#### Records shown:
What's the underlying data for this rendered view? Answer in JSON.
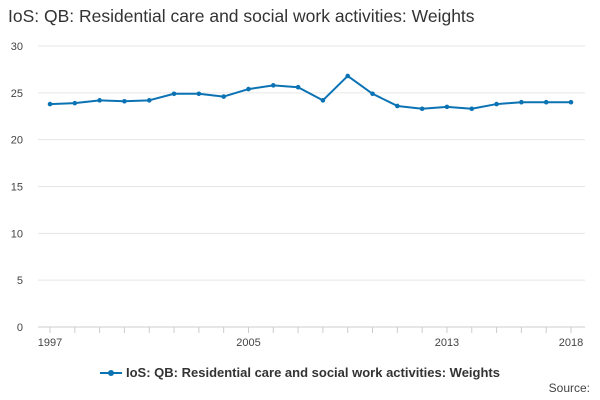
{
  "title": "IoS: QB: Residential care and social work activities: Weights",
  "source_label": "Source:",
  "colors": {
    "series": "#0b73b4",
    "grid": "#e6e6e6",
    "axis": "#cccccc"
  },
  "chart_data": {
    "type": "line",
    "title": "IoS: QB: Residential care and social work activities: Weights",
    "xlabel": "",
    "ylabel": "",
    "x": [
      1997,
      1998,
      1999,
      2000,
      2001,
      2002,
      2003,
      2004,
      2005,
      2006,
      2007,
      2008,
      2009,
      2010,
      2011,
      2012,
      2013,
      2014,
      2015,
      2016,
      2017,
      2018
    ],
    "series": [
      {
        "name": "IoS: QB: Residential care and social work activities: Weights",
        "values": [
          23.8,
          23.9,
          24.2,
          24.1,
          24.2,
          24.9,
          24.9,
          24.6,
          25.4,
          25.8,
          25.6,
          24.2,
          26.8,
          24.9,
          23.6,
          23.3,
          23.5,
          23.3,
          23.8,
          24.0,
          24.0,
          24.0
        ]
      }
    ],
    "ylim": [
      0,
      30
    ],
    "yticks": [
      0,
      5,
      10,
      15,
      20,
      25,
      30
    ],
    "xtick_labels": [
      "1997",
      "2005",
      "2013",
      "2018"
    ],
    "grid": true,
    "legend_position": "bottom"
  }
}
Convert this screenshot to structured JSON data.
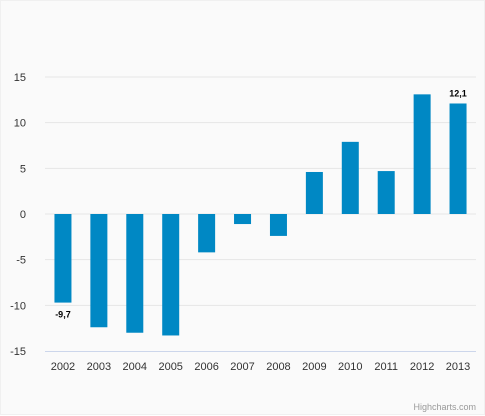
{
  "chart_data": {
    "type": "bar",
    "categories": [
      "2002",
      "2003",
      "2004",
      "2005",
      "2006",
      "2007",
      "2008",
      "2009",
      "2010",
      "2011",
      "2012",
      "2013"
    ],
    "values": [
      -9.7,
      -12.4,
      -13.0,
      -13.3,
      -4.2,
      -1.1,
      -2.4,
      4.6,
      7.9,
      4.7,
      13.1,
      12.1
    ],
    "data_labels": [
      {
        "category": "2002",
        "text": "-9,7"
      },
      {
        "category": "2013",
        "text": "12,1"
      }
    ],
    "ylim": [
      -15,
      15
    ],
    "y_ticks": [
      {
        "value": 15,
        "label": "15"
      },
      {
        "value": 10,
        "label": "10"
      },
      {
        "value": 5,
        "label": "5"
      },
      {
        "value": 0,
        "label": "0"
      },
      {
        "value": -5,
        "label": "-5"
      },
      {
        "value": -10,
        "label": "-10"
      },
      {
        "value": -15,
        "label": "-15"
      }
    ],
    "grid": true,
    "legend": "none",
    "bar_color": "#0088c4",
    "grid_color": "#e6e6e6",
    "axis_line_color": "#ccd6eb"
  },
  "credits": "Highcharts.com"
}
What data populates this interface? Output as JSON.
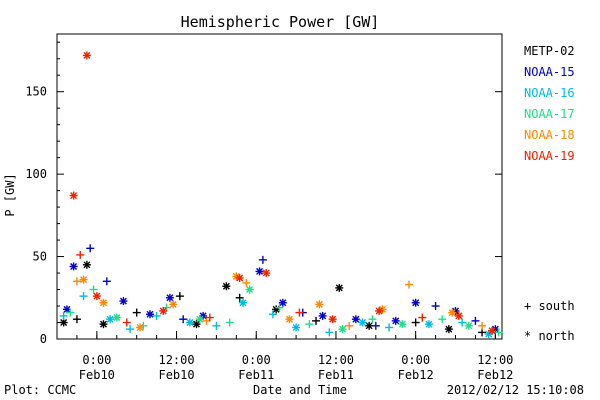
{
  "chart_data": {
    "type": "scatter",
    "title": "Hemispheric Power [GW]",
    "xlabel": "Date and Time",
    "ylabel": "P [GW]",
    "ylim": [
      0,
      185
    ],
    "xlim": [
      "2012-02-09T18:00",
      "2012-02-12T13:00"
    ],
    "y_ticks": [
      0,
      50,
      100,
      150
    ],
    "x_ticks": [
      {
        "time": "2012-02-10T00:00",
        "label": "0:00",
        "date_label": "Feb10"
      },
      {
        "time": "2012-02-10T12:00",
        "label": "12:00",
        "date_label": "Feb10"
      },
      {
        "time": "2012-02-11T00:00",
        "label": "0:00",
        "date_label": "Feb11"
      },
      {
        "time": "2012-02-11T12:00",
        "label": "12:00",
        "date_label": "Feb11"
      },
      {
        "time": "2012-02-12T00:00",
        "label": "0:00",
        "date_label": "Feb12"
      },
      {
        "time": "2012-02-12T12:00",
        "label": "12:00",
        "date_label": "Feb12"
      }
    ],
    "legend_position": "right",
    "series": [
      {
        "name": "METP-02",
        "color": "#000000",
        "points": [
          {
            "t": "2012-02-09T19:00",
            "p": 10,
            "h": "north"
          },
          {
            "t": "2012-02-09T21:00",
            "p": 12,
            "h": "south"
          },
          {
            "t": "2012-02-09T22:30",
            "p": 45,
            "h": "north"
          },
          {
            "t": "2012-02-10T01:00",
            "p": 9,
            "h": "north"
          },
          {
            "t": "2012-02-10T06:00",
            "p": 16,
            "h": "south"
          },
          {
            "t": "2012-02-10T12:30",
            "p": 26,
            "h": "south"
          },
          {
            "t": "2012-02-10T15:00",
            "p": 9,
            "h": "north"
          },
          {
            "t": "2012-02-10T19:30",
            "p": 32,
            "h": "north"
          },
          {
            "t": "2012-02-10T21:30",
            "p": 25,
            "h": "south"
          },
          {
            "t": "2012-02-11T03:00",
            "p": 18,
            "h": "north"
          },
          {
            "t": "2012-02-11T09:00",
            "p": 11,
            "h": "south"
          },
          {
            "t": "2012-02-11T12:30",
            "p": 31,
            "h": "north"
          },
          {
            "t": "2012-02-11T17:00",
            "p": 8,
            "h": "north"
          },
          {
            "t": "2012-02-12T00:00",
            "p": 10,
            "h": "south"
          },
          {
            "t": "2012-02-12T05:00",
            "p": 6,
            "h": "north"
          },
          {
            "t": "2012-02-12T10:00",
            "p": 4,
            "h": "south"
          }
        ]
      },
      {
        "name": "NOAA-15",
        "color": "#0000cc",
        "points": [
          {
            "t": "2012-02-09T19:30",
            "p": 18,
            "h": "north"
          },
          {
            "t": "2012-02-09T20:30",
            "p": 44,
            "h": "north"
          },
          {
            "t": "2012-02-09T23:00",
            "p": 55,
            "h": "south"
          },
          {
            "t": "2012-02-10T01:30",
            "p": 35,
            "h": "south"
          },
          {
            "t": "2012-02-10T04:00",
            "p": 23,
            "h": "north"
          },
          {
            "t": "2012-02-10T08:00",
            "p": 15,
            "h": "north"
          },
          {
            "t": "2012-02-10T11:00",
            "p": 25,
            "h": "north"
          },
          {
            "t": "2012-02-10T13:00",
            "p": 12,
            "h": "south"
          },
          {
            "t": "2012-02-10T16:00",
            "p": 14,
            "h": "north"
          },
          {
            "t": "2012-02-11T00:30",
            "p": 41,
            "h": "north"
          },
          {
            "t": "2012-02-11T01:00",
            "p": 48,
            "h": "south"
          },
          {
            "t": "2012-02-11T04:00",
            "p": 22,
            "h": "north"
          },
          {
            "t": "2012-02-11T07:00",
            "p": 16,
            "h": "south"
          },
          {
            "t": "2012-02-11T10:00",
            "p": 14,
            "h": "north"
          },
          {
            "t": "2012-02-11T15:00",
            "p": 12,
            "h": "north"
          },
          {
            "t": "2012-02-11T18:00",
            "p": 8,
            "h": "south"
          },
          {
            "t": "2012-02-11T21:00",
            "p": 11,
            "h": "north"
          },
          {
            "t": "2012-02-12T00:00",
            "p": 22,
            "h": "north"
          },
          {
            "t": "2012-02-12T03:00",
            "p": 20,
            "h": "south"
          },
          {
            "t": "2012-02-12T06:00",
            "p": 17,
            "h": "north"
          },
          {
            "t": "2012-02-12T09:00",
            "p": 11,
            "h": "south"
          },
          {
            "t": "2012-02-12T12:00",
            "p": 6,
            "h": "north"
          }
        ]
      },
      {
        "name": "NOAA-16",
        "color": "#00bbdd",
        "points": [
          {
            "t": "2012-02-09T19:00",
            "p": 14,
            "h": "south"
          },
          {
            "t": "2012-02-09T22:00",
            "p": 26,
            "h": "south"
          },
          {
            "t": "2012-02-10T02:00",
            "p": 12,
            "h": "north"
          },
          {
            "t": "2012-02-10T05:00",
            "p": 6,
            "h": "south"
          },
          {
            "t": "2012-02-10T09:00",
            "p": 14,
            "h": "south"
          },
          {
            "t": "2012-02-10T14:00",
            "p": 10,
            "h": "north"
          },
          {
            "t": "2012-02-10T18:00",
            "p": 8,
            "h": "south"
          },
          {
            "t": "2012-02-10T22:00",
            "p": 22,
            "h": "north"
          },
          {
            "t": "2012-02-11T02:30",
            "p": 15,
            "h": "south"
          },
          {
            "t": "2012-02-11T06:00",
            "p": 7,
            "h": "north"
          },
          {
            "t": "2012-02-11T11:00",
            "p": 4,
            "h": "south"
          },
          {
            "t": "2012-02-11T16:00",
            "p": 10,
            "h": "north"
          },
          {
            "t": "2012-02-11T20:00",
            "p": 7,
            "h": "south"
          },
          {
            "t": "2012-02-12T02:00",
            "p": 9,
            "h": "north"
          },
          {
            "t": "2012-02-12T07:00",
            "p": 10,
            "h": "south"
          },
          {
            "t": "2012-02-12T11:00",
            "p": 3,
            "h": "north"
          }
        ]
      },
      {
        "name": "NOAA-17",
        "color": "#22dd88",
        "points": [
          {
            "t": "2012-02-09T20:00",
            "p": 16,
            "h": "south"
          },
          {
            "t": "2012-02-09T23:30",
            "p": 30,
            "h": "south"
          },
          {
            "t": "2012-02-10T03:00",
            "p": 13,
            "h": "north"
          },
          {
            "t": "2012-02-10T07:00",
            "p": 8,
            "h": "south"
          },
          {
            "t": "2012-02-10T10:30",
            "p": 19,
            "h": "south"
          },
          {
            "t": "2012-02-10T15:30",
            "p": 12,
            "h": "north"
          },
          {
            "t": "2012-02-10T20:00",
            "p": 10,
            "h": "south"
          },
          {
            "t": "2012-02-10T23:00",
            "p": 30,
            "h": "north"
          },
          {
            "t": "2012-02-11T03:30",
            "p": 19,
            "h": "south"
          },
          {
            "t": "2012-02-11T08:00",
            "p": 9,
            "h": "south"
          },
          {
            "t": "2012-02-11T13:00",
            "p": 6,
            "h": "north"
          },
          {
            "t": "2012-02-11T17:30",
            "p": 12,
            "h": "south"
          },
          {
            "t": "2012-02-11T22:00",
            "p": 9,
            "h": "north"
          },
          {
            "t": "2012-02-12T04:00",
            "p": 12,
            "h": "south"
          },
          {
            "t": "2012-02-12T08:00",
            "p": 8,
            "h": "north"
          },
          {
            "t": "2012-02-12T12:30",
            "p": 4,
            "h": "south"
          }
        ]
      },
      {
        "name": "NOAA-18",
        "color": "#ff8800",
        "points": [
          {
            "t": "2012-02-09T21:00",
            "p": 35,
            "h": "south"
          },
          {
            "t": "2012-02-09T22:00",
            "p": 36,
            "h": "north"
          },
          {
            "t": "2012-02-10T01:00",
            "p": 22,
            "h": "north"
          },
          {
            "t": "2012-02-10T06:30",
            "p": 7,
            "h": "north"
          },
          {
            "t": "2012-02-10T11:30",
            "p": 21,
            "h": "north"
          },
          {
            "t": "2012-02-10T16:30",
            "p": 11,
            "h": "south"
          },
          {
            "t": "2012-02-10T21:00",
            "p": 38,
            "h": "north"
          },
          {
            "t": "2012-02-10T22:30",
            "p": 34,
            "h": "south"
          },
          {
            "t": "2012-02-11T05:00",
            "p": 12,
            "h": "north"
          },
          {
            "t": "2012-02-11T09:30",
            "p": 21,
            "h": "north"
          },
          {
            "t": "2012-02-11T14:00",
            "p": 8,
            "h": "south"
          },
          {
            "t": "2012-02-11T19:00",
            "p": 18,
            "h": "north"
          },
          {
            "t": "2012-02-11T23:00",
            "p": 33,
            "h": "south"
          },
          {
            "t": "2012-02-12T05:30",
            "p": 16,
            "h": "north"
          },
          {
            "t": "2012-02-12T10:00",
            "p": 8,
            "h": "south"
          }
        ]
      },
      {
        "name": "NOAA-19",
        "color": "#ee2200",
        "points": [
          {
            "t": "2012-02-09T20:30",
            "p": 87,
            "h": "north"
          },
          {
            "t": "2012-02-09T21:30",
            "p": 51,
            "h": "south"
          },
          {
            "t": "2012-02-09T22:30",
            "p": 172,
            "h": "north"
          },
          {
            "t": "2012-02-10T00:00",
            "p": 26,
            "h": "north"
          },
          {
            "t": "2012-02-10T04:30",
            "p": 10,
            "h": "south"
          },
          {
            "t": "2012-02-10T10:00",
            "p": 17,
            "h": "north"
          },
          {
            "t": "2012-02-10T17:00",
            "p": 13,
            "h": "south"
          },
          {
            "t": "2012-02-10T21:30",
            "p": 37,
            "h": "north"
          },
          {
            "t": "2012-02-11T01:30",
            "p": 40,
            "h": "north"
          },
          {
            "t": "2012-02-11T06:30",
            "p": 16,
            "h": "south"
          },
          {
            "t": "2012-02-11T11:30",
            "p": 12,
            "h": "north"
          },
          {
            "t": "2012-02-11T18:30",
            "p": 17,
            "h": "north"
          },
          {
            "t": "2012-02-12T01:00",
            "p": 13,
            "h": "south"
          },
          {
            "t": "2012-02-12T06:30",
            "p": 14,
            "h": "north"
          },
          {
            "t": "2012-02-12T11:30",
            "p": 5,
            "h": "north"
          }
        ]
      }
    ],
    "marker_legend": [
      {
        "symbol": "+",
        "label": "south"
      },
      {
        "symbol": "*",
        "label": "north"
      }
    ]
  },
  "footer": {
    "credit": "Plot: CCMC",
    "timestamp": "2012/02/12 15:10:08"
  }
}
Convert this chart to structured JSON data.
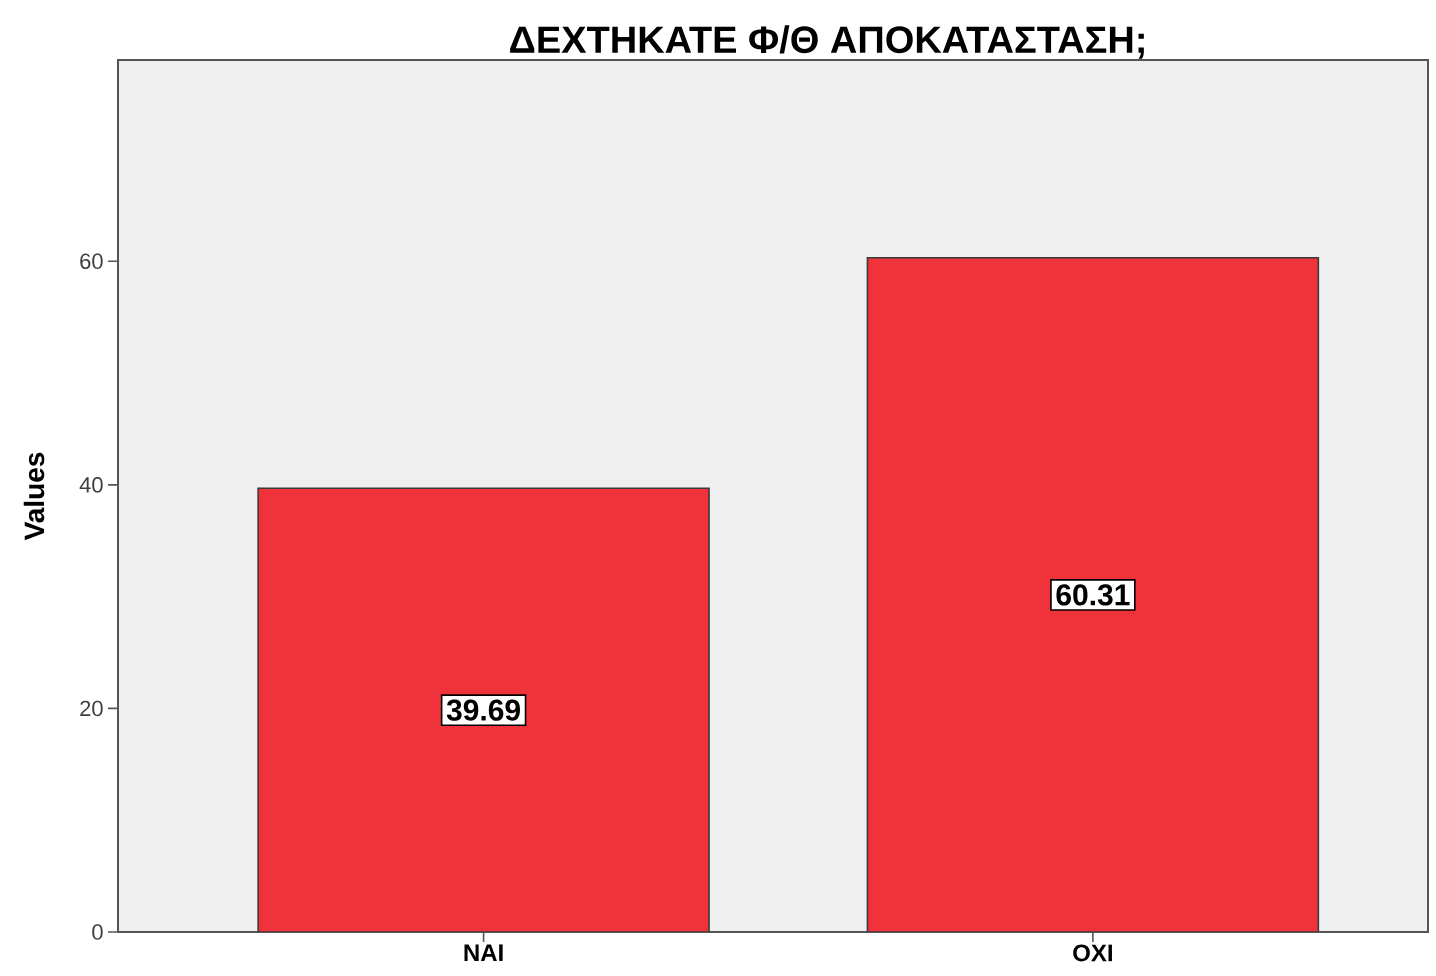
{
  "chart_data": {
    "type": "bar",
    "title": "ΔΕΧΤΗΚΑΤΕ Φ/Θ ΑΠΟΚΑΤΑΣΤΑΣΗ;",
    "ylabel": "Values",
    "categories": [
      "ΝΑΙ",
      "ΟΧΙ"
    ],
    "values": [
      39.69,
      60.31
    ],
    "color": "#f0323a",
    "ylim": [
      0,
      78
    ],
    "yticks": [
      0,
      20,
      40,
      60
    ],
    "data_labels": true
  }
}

#### Task:
Where a line above contains the word "work", copy that line.

#### Exercise response:
  "title": "IoS: QB: Residential care and social work activities: Weights",
    "title": "IoS: QB: Residential care and social work activities: Weights",
        "name": "IoS: QB: Residential care and social work activities: Weights",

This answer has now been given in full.